== Records for this exercise ==
[START]

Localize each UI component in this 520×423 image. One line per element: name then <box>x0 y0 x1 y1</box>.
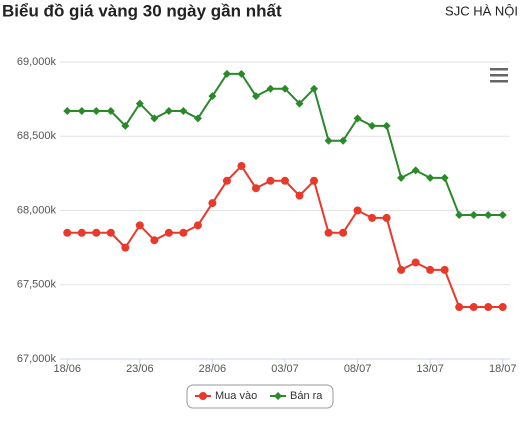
point <box>382 121 391 130</box>
point <box>324 228 333 237</box>
x-tick-label: 08/07 <box>344 363 372 375</box>
point <box>106 228 115 237</box>
point <box>498 210 507 219</box>
point <box>121 121 130 130</box>
point <box>92 107 101 116</box>
point <box>135 99 144 108</box>
point <box>193 114 202 123</box>
point <box>208 199 217 208</box>
legend-symbol <box>199 392 207 400</box>
point <box>397 173 406 182</box>
y-tick-label: 67,000k <box>17 353 57 365</box>
point <box>193 221 202 230</box>
point <box>426 265 435 274</box>
x-tick-label: 23/06 <box>126 363 154 375</box>
point <box>266 176 275 185</box>
point <box>150 114 159 123</box>
point <box>440 173 449 182</box>
point <box>179 107 188 116</box>
legend-label: Bán ra <box>290 390 323 402</box>
point <box>237 161 246 170</box>
point <box>164 107 173 116</box>
series-line <box>67 72 503 216</box>
point <box>353 206 362 215</box>
y-tick-label: 69,000k <box>17 56 57 68</box>
point <box>208 92 217 101</box>
x-tick-label: 18/06 <box>53 363 81 375</box>
point <box>455 303 464 312</box>
legend-symbol <box>274 392 282 400</box>
point <box>469 210 478 219</box>
point <box>92 228 101 237</box>
menu-bar <box>490 74 508 77</box>
y-tick-label: 68,500k <box>17 130 57 142</box>
point <box>164 228 173 237</box>
point <box>281 176 289 185</box>
point <box>484 303 493 312</box>
legend-box <box>186 384 334 409</box>
x-tick-label: 13/07 <box>416 363 444 375</box>
x-tick-label: 28/06 <box>199 363 227 375</box>
point <box>382 213 391 222</box>
point <box>455 210 464 219</box>
point <box>222 69 231 78</box>
point <box>440 265 449 274</box>
y-tick-label: 68,000k <box>17 204 57 216</box>
point <box>426 173 435 182</box>
chart-subtitle: SJC HÀ NỘI <box>445 3 518 18</box>
menu-bar <box>490 68 508 71</box>
legend-item[interactable]: Bán ra <box>270 390 323 402</box>
point <box>368 213 377 222</box>
point <box>63 228 72 237</box>
menu-button[interactable] <box>488 66 510 84</box>
legend-item[interactable]: Mua vào <box>195 390 257 402</box>
menu-bar <box>490 80 508 83</box>
x-tick-label: 18/07 <box>489 363 517 375</box>
point <box>310 84 319 93</box>
point <box>106 107 115 116</box>
point <box>251 184 260 193</box>
point <box>77 228 86 237</box>
point <box>498 303 507 312</box>
chart-title: Biểu đồ giá vàng 30 ngày gần nhất <box>2 1 282 20</box>
point <box>63 107 72 116</box>
point <box>121 243 130 252</box>
point <box>411 166 420 175</box>
point <box>295 191 304 200</box>
x-tick-label: 03/07 <box>271 363 299 375</box>
point <box>339 136 348 145</box>
point <box>484 210 493 219</box>
point <box>339 228 348 237</box>
point <box>411 258 420 267</box>
y-tick-label: 67,500k <box>17 279 57 291</box>
point <box>150 236 159 245</box>
legend-label: Mua vào <box>215 390 257 402</box>
point <box>77 107 86 116</box>
series-line <box>67 164 503 309</box>
point <box>251 92 260 101</box>
point <box>135 221 144 230</box>
point <box>469 303 478 312</box>
point <box>281 84 289 93</box>
point <box>237 69 246 78</box>
point <box>266 84 275 93</box>
point <box>368 121 377 130</box>
point <box>222 176 231 185</box>
point <box>397 265 406 274</box>
point <box>324 136 333 145</box>
point <box>310 176 319 185</box>
point <box>179 228 188 237</box>
point <box>295 99 304 108</box>
point <box>353 114 362 123</box>
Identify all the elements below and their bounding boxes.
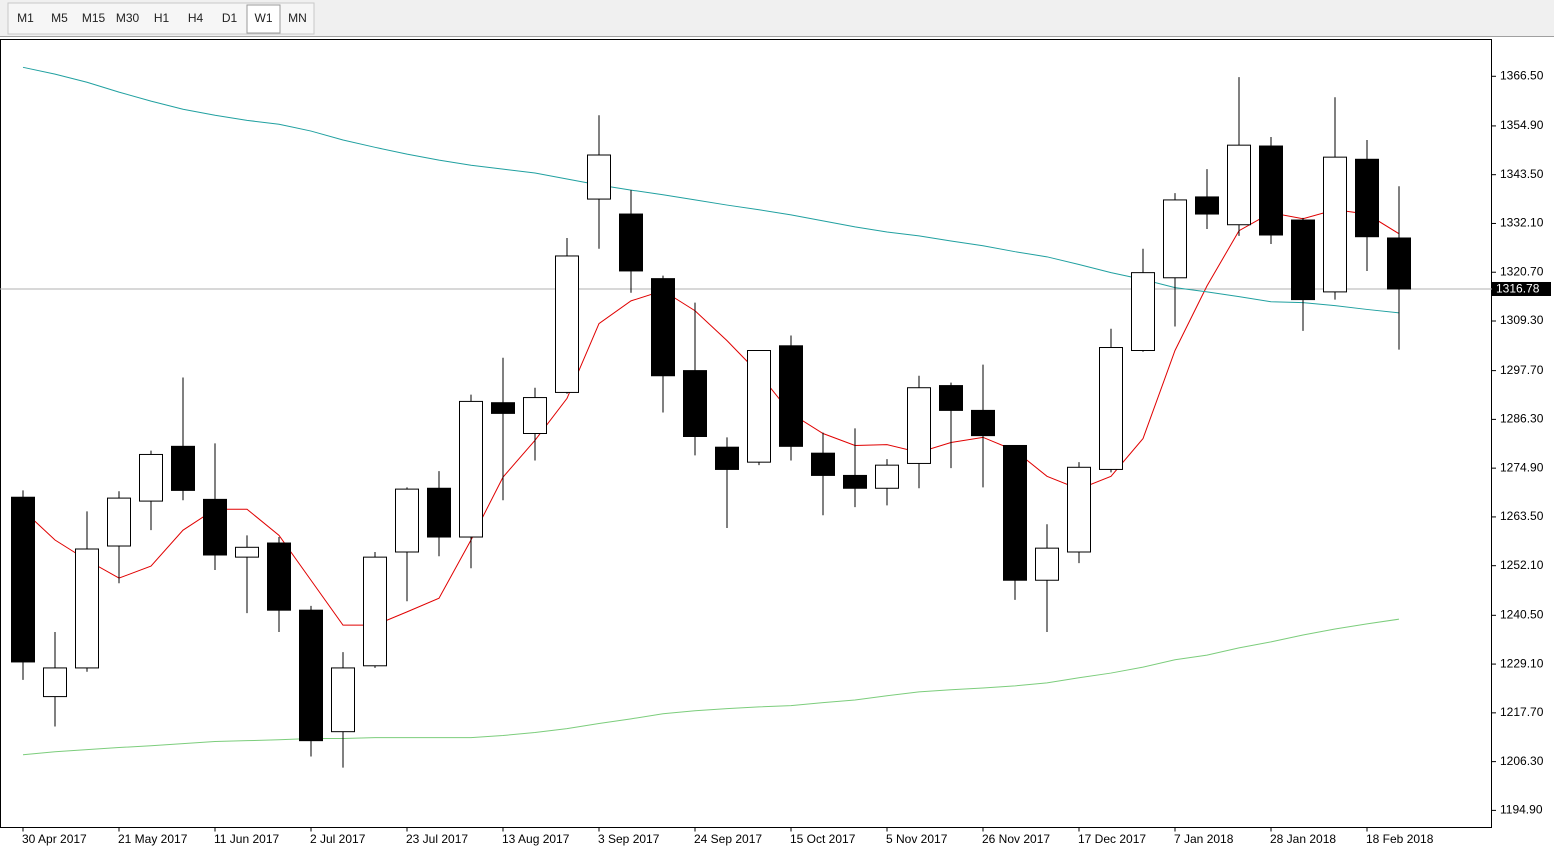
y-tick-label: 1343.50 [1500,167,1544,181]
candle-body [1099,347,1123,470]
y-tick-label: 1320.70 [1500,264,1544,278]
candle-body [235,546,259,558]
candle-body [1259,145,1283,236]
candle-body [555,255,579,393]
x-tick-label: 23 Jul 2017 [406,832,468,846]
y-tick-label: 1366.50 [1500,68,1544,82]
y-tick-label: 1332.10 [1500,216,1544,230]
y-tick-label: 1274.90 [1500,460,1544,474]
candle-body [715,446,739,470]
x-tick-label: 17 Dec 2017 [1078,832,1146,846]
candle-body [1163,199,1187,279]
candle-body [523,397,547,435]
moving-average [22,66,1400,314]
moving-average [22,618,1400,756]
y-tick-label: 1286.30 [1500,412,1544,426]
candle-body [491,402,515,414]
candle-body [683,370,707,437]
candle-body [75,548,99,669]
timeframe-button[interactable]: MN [288,11,307,25]
y-tick-label: 1194.90 [1500,803,1543,817]
current-price-label: 1316.78 [1496,282,1540,296]
y-tick-label: 1297.70 [1500,363,1544,377]
x-tick-label: 30 Apr 2017 [22,832,87,846]
candle-body [875,464,899,489]
candle-body [267,542,291,611]
moving-average [22,209,1400,626]
candle-body [299,609,323,742]
timeframe-button[interactable]: M5 [51,11,68,25]
timeframe-button[interactable]: D1 [222,11,238,25]
timeframe-button[interactable]: M15 [82,11,106,25]
x-tick-label: 2 Jul 2017 [310,832,366,846]
y-tick-label: 1217.70 [1500,705,1544,719]
candle-body [11,496,35,663]
y-tick-label: 1309.30 [1500,313,1544,327]
timeframe-button[interactable]: H1 [154,11,170,25]
candle-body [1323,156,1347,293]
candle-body [1227,144,1251,226]
x-tick-label: 3 Sep 2017 [598,832,660,846]
candle-body [1195,196,1219,215]
x-tick-label: 7 Jan 2018 [1174,832,1234,846]
timeframe-button[interactable]: H4 [188,11,204,25]
x-tick-label: 18 Feb 2018 [1366,832,1434,846]
y-tick-label: 1252.10 [1500,558,1544,572]
candle-body [747,350,771,463]
x-tick-label: 24 Sep 2017 [694,832,762,846]
candle-body [1355,158,1379,238]
timeframe-button[interactable]: W1 [255,11,273,25]
x-tick-label: 21 May 2017 [118,832,188,846]
candle-body [171,445,195,491]
candle-body [363,556,387,667]
timeframe-button[interactable]: M1 [17,11,34,25]
candle-body [843,474,867,489]
x-tick-label: 11 Jun 2017 [214,832,279,846]
candle-body [619,213,643,272]
candle-body [1131,272,1155,352]
y-tick-label: 1240.50 [1500,607,1544,621]
candle-body [203,498,227,556]
timeframe-button[interactable]: M30 [116,11,140,25]
x-tick-label: 28 Jan 2018 [1270,832,1336,846]
active-button-frame [246,4,281,34]
candle-body [1291,219,1315,301]
x-tick-label: 26 Nov 2017 [982,832,1050,846]
candle-body [1035,547,1059,581]
candle-body [587,154,611,200]
y-tick-label: 1354.90 [1500,118,1544,132]
candle-body [43,667,67,698]
candle-body [459,400,483,538]
plot-frame [0,39,1492,828]
candle-body [427,487,451,538]
current-price-tag [1492,281,1551,296]
x-tick-label: 13 Aug 2017 [502,832,570,846]
candle-body [1387,237,1411,290]
candle-body [811,452,835,476]
x-tick-label: 5 Nov 2017 [886,832,948,846]
candle-body [779,345,803,447]
candle-body [907,387,931,464]
x-tick-label: 15 Oct 2017 [790,832,856,846]
candle-body [1067,466,1091,553]
candle-body [939,385,963,411]
candle-body [651,278,675,377]
y-tick-label: 1206.30 [1500,754,1544,768]
candle-body [107,497,131,547]
candle-body [139,453,163,502]
candle-body [395,488,419,553]
candle-body [1003,444,1027,581]
candle-body [971,409,995,437]
y-tick-label: 1263.50 [1500,509,1544,523]
y-tick-label: 1229.10 [1500,656,1544,670]
candle-body [331,667,355,733]
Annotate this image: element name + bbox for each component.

[END]

== Goal ==
Print the lines from "y-tick-label: 1343.50 [1500,167,1544,181]" through "y-tick-label: 1274.90 [1500,460,1544,474]", both included, copying each one exactly as it appears in the entries.

== Answer to the task ==
y-tick-label: 1343.50 [1500,167,1544,181]
candle-body [1099,347,1123,470]
y-tick-label: 1320.70 [1500,264,1544,278]
candle-body [235,546,259,558]
candle-body [1259,145,1283,236]
candle-body [555,255,579,393]
x-tick-label: 23 Jul 2017 [406,832,468,846]
y-tick-label: 1366.50 [1500,68,1544,82]
y-tick-label: 1332.10 [1500,216,1544,230]
y-tick-label: 1274.90 [1500,460,1544,474]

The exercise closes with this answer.